── Supplied material

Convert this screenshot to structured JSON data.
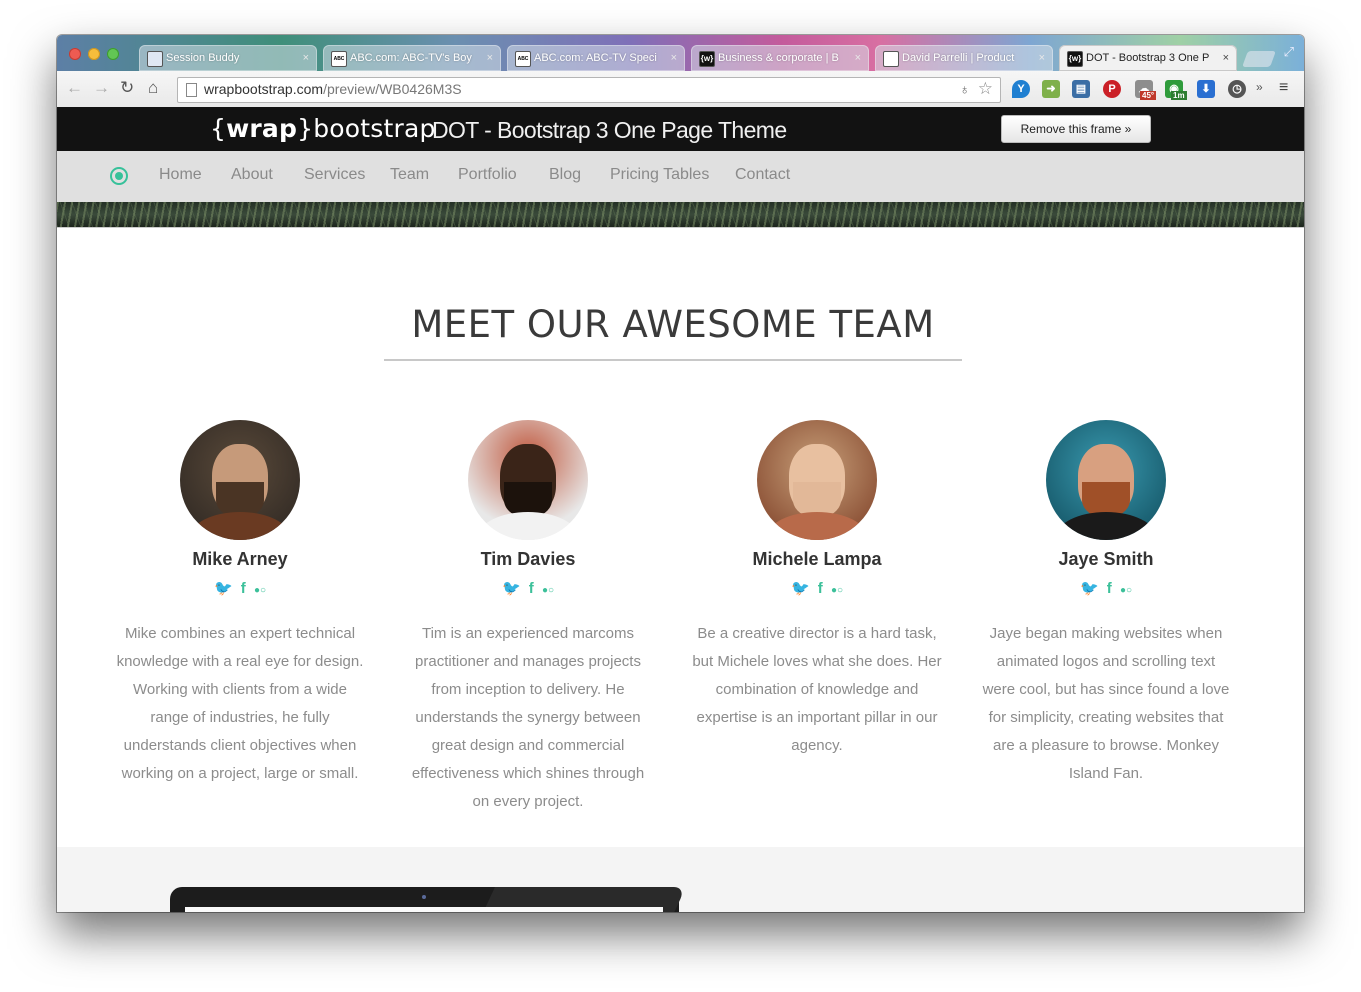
{
  "browser": {
    "tabs": [
      {
        "title": "Session Buddy",
        "favicon": "session-buddy-icon",
        "close": "×",
        "active": false
      },
      {
        "title": "ABC.com: ABC-TV's Boy",
        "favicon": "abc-icon",
        "close": "×",
        "active": false
      },
      {
        "title": "ABC.com: ABC-TV Speci",
        "favicon": "abc-icon",
        "close": "×",
        "active": false
      },
      {
        "title": "Business & corporate | B",
        "favicon": "wrap-icon",
        "close": "×",
        "active": false
      },
      {
        "title": "David Parrelli | Product",
        "favicon": "page-icon",
        "close": "×",
        "active": false
      },
      {
        "title": "DOT - Bootstrap 3 One P",
        "favicon": "wrap-icon",
        "close": "×",
        "active": true
      }
    ],
    "favicon_text": {
      "wrap": "{w}",
      "abc": "ABC"
    },
    "url_domain": "wrapbootstrap.com",
    "url_path": "/preview/WB0426M3S",
    "extension_badges": [
      "45°",
      "1m"
    ]
  },
  "wrapbar": {
    "logo_brace_open": "{",
    "logo_bold": "wrap",
    "logo_brace_close": "}",
    "logo_rest": "bootstrap",
    "theme_title": "DOT - Bootstrap 3 One Page Theme",
    "remove_label": "Remove this frame »"
  },
  "site_nav": {
    "items": [
      "Home",
      "About",
      "Services",
      "Team",
      "Portfolio",
      "Blog",
      "Pricing Tables",
      "Contact"
    ]
  },
  "team": {
    "title": "MEET OUR AWESOME TEAM",
    "accent_color": "#3cc09a",
    "members": [
      {
        "name": "Mike Arney",
        "bio": "Mike combines an expert technical knowledge with a real eye for design. Working with clients from a wide range of industries, he fully understands client objectives when working on a project, large or small."
      },
      {
        "name": "Tim Davies",
        "bio": "Tim is an experienced marcoms practitioner and manages projects from inception to delivery. He understands the synergy between great design and commercial effectiveness which shines through on every project."
      },
      {
        "name": "Michele Lampa",
        "bio": "Be a creative director is a hard task, but Michele loves what she does. Her combination of knowledge and expertise is an important pillar in our agency."
      },
      {
        "name": "Jaye Smith",
        "bio": "Jaye began making websites when animated logos and scrolling text were cool, but has since found a love for simplicity, creating websites that are a pleasure to browse. Monkey Island Fan."
      }
    ],
    "social_icons": [
      "twitter-icon",
      "facebook-icon",
      "flickr-icon"
    ],
    "social_glyphs": {
      "twitter": "🐦",
      "facebook": "f",
      "flickr": "●○"
    }
  }
}
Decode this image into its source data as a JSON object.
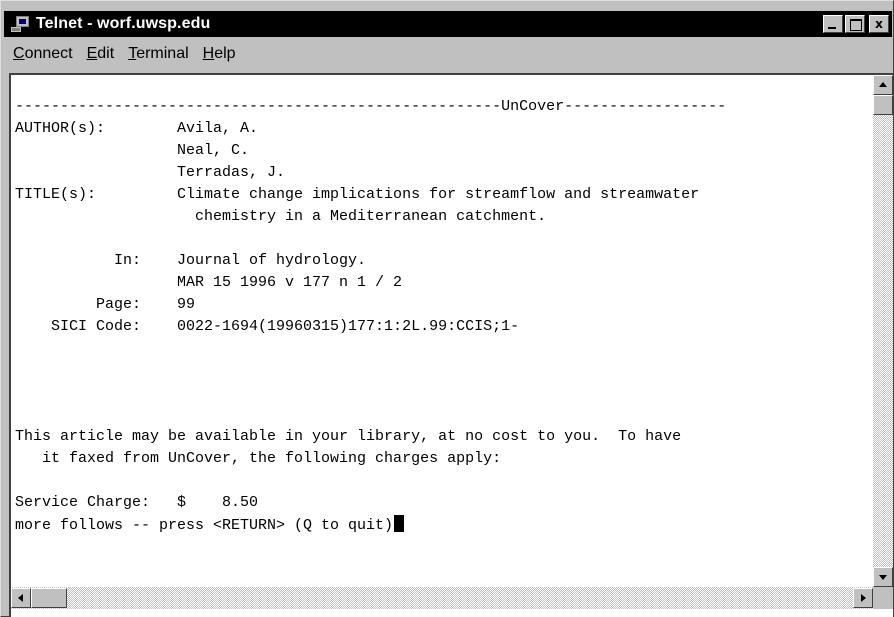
{
  "window": {
    "title": "Telnet - worf.uwsp.edu",
    "icon": "telnet-computer-icon",
    "controls": {
      "minimize": "",
      "maximize": "",
      "close": "x"
    }
  },
  "menu": [
    {
      "prefix": "",
      "key": "C",
      "rest": "onnect"
    },
    {
      "prefix": "",
      "key": "E",
      "rest": "dit"
    },
    {
      "prefix": "",
      "key": "T",
      "rest": "erminal"
    },
    {
      "prefix": "",
      "key": "H",
      "rest": "elp"
    }
  ],
  "terminal": {
    "lines": [
      "------------------------------------------------------UnCover------------------",
      "AUTHOR(s):        Avila, A.",
      "                  Neal, C.",
      "                  Terradas, J.",
      "TITLE(s):         Climate change implications for streamflow and streamwater",
      "                    chemistry in a Mediterranean catchment.",
      "",
      "           In:    Journal of hydrology.",
      "                  MAR 15 1996 v 177 n 1 / 2",
      "         Page:    99",
      "    SICI Code:    0022-1694(19960315)177:1:2L.99:CCIS;1-",
      "",
      "",
      "",
      "",
      "This article may be available in your library, at no cost to you.  To have",
      "   it faxed from UnCover, the following charges apply:",
      "",
      "Service Charge:   $    8.50",
      "more follows -- press <RETURN> (Q to quit)"
    ]
  }
}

────

Description of the task: Find the word "Michele" in the entries above and gather every line that holds it.

Response to the exercise:
        "name": "Michele Lampa",
        "bio": "Be a creative director is a hard task, but Michele loves what she does. Her combination of knowledge and expertise is an important pillar in our agency."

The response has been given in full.